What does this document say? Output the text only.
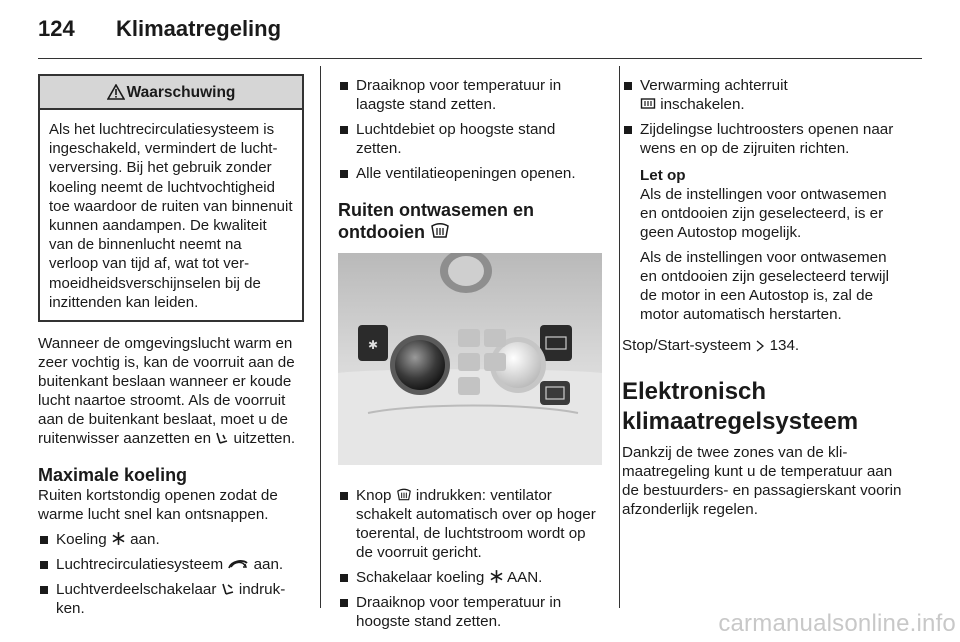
124	Klimaatregeling
Waarschuwing
Als het luchtrecirculatiesysteem is ingeschakeld, vermindert de luchtverversing. Bij het gebruik zonder koeling neemt de luchtvochtigheid toe waardoor de ruiten van binnenuit kunnen aandampen. De kwaliteit van de binnenlucht neemt na verloop van tijd af, wat tot vermoeidheidsverschijnselen bij de inzittenden kan leiden.

Wanneer de omgevingslucht warm en zeer vochtig is, kan de voorruit aan de buitenkant beslaan wanneer er koude lucht naartoe stroomt. Als de voorruit aan de buitenkant beslaat, moet u de ruitenwisser aanzetten en  uitzetten.

Maximale koeling

Ruiten kortstondig openen zodat de warme lucht snel kan ontsnappen.

Koeling  aan.
Luchtrecirculatiesysteem  aan.
Luchtverdeelschakelaar  indrukken.
Draaiknop voor temperatuur in laagste stand zetten.
Luchtdebiet op hoogste stand zetten.
Alle ventilatieopeningen openen.
Ruiten ontwasemen en ontdooien
✱
Knop  indrukken: ventilator schakelt automatisch over op hoger toerental, de luchtstroom wordt op de voorruit gericht.
Schakelaar koeling  AAN.
Draaiknop voor temperatuur in hoogste stand zetten.
Verwarming achterruit
inschakelen.
Zijdelingse luchtroosters openen naar wens en op de zijruiten richten.
Let op

Als de instellingen voor ontwasemen en ontdooien zijn geselecteerd, is er geen Autostop mogelijk.

Als de instellingen voor ontwasemen en ontdooien zijn geselecteerd terwijl de motor in een Autostop is, zal de motor automatisch herstarten.

Stop/Start-systeem  134.

Elektronisch klimaatregelsysteem

Dankzij de twee zones van de klimaatregeling kunt u de temperatuur aan de bestuurders- en passagierskant voorin afzonderlijk regelen.

carmanualsonline.info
● ● ● ●
- [Brief]:
Go over the records above and tally the lines with the word "geselecteerd" in them. Give the number alone.

- [Finished task]:
2